**Short exercise**
Copy each line below in which the string "panel" occurs.

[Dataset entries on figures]
++++++++
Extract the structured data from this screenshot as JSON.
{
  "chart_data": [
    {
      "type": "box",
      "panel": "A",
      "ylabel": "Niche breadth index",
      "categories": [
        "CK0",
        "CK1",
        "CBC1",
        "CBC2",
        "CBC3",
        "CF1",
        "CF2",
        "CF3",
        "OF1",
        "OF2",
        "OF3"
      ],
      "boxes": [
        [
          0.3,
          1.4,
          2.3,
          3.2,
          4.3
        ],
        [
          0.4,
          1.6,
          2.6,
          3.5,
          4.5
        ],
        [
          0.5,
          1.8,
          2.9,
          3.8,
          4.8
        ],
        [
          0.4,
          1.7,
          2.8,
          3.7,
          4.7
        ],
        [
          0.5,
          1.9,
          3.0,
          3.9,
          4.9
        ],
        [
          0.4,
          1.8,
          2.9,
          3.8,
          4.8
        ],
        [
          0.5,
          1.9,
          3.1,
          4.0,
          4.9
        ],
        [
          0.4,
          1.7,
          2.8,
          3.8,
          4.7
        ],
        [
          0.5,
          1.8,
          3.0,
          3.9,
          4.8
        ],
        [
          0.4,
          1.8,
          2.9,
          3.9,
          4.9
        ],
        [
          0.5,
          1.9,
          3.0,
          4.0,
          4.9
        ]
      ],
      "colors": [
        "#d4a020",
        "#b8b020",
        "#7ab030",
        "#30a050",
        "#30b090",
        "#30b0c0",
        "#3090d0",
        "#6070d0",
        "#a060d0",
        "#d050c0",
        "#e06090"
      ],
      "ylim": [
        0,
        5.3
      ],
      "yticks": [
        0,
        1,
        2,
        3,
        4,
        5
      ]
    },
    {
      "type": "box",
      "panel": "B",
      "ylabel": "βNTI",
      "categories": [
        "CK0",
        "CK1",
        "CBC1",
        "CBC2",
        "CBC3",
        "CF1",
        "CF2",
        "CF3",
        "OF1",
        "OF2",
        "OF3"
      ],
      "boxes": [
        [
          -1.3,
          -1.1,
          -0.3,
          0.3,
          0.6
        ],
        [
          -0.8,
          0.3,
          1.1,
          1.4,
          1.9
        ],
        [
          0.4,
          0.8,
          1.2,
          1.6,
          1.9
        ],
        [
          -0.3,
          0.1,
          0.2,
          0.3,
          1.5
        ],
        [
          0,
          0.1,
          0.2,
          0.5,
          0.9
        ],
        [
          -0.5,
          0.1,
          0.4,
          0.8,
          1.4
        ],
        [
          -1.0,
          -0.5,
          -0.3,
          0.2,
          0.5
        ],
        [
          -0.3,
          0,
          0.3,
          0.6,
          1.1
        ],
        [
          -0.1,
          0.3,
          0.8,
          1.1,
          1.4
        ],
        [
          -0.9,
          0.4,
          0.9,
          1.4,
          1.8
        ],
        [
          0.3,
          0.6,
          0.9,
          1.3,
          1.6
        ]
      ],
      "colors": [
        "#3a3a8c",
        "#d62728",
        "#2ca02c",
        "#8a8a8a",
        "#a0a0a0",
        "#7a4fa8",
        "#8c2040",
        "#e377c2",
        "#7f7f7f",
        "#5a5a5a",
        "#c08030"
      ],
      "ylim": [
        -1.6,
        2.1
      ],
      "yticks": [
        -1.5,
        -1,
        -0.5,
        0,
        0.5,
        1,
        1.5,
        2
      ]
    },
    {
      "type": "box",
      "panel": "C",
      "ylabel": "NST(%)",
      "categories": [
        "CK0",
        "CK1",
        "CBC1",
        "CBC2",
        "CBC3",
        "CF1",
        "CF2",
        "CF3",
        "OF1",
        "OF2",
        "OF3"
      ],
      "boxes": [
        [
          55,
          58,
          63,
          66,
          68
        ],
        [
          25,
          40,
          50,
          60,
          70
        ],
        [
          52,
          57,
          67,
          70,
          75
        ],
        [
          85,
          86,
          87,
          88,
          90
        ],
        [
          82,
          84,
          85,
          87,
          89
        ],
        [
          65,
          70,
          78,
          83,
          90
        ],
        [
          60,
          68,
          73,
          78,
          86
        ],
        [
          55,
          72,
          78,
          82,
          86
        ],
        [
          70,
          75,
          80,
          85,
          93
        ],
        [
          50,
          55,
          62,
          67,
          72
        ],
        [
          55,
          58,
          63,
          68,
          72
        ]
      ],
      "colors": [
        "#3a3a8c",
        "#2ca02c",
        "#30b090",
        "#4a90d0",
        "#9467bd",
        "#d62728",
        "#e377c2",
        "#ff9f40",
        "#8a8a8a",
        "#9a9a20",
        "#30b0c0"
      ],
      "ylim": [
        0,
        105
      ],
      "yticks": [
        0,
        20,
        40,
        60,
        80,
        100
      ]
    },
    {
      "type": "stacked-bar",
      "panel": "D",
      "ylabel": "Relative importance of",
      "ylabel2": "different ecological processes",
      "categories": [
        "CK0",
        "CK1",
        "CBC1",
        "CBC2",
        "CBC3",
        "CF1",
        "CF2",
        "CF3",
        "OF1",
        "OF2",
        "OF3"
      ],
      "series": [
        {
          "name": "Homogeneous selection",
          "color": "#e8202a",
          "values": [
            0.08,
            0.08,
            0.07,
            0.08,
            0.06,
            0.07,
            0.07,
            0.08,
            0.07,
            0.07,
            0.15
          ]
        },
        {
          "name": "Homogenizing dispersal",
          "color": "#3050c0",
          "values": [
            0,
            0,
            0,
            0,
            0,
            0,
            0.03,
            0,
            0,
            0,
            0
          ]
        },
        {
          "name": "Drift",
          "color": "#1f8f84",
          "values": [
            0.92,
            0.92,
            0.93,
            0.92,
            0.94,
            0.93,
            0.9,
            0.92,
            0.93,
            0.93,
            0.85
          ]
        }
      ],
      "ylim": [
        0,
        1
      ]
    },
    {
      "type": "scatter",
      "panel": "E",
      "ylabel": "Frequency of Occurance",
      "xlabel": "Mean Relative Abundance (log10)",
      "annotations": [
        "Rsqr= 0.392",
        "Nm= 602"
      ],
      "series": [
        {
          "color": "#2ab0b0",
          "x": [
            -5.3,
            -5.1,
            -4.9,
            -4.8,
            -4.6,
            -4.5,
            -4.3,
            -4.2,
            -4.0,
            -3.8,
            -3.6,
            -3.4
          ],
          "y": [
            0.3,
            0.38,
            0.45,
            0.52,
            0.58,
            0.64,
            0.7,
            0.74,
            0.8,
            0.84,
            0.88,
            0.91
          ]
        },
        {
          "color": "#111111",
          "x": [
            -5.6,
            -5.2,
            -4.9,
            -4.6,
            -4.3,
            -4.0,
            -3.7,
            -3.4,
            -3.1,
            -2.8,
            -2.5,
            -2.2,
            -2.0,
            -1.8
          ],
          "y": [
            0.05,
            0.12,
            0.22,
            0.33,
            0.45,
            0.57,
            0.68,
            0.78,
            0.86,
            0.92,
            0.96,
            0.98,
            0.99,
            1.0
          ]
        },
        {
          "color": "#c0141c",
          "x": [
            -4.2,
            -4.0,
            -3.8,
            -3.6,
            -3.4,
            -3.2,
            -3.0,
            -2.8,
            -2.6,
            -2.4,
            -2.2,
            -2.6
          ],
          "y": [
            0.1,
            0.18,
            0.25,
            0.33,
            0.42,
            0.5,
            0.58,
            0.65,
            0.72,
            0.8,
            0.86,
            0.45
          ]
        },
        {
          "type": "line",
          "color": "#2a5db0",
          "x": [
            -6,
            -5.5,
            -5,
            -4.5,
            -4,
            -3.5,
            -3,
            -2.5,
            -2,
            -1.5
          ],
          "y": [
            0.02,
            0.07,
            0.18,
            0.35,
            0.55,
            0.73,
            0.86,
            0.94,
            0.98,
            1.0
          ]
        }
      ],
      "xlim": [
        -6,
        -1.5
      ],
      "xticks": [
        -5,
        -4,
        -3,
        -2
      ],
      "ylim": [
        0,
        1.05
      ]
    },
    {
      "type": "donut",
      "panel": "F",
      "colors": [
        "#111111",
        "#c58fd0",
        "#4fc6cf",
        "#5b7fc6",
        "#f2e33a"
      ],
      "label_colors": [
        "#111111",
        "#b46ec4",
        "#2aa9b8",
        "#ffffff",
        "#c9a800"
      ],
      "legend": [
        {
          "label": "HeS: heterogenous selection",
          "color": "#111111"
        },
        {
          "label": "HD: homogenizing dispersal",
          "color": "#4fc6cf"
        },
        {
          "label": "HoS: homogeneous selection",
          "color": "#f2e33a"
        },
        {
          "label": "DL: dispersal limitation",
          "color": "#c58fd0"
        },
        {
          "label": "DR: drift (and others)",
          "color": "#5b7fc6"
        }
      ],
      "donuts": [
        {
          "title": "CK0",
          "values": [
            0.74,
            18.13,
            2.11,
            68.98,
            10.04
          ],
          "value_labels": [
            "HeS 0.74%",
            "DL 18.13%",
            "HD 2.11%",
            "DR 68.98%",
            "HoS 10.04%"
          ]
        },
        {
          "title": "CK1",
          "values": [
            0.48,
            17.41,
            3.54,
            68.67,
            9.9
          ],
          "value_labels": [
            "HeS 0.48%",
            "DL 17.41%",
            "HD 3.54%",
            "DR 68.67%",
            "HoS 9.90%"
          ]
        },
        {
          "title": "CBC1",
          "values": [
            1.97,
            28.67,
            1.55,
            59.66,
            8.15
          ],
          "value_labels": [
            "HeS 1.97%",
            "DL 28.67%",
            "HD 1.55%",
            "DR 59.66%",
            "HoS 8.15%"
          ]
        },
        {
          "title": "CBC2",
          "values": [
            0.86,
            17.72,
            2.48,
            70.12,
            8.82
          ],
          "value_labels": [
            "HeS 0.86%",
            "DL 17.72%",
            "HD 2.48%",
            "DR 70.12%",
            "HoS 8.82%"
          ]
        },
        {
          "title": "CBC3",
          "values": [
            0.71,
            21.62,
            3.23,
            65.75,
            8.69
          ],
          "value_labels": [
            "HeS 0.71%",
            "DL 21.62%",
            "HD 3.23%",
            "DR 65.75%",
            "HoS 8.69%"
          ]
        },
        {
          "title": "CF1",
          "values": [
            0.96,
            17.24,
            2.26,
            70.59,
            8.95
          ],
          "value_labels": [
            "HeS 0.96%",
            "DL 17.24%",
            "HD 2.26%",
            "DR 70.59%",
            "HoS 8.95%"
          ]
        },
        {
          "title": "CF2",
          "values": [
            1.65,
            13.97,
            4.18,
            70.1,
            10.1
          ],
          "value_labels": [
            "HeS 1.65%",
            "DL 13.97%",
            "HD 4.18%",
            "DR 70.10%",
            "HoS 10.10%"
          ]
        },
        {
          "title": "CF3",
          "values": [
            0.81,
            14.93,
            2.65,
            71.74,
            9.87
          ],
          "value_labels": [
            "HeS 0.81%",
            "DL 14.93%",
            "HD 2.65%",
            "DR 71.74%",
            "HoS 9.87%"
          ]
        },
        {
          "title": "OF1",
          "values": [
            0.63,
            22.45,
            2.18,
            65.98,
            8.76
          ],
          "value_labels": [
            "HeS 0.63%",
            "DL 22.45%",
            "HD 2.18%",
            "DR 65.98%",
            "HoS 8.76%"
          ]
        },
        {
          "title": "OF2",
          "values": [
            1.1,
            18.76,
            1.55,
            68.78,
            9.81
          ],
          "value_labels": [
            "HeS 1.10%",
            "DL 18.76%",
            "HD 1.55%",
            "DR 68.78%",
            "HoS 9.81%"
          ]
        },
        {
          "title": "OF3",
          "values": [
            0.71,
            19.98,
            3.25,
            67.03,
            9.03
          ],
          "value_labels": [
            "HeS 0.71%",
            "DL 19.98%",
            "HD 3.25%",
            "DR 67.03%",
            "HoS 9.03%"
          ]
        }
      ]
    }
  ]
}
++++++++
**The completed task**
      "panel": "A",
      "panel": "B",
      "panel": "C",
      "panel": "D",
      "panel": "E",
      "panel": "F",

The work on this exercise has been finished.